Exact repetition of every entry is required.

• • •

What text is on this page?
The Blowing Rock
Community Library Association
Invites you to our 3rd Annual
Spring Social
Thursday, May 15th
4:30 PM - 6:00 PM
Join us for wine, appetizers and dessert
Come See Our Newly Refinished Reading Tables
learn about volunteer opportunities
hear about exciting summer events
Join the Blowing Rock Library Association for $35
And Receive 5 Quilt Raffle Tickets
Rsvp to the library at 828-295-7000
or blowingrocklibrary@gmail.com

• • •

> _EXERCISE ANSWER_
What text is on this page?
The Blowing Rock
Community Library Association
Invites you to our 3rd Annual
Spring Social
Thursday, May 15th
4:30 PM - 6:00 PM
Join us for wine, appetizers and dessert
Come See Our Newly Refinished Reading Tables
learn about volunteer opportunities
hear about exciting summer events
Join the Blowing Rock Library Association for $35
And Receive 5 Quilt Raffle Tickets
Rsvp to the library at 828-295-7000
or blowingrocklibrary@gmail.com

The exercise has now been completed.